Task to complete:
Locate and copy each line in the data that contains the word "ngày".

(Records contained in a dataset)
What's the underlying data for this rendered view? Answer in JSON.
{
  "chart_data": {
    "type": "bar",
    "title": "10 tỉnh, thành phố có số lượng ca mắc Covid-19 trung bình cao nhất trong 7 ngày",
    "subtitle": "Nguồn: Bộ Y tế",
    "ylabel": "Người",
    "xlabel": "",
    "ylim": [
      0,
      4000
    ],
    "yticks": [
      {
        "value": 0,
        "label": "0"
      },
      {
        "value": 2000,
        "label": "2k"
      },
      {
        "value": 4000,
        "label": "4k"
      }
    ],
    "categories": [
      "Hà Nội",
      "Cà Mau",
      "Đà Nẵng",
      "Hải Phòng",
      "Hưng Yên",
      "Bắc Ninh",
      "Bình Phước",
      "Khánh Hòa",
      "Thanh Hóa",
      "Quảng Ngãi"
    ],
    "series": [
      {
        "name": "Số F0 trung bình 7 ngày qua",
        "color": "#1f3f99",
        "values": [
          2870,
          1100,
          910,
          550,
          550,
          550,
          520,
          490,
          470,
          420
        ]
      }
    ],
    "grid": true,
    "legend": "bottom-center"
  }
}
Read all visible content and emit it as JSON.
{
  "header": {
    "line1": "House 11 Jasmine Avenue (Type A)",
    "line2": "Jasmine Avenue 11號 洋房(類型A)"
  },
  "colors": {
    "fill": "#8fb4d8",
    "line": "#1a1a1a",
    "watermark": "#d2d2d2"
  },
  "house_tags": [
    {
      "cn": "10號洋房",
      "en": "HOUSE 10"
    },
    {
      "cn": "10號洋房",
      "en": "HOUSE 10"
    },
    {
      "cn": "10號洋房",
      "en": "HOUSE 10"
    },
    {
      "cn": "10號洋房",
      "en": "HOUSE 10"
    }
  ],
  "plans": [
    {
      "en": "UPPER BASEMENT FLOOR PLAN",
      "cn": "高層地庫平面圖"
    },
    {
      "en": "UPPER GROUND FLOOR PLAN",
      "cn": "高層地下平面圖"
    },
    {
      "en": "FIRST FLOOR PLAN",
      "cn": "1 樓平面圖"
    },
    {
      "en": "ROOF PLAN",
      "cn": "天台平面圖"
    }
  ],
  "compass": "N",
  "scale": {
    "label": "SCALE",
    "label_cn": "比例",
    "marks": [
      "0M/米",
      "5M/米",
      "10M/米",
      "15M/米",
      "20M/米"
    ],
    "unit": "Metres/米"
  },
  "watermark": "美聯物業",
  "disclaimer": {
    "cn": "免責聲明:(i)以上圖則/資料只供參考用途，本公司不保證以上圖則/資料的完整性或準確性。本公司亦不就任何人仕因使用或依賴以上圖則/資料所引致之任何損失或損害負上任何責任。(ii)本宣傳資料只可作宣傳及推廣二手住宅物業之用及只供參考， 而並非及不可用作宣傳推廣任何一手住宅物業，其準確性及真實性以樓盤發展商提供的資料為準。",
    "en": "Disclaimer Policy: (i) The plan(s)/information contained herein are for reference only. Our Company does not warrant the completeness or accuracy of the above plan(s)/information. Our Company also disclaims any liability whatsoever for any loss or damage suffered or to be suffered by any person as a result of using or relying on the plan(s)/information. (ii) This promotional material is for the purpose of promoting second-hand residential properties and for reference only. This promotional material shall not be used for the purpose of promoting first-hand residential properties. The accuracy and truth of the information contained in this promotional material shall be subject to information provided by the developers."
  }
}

Completed task:
    "title": "10 tỉnh, thành phố có số lượng ca mắc Covid-19 trung bình cao nhất trong 7 ngày",
        "name": "Số F0 trung bình 7 ngày qua",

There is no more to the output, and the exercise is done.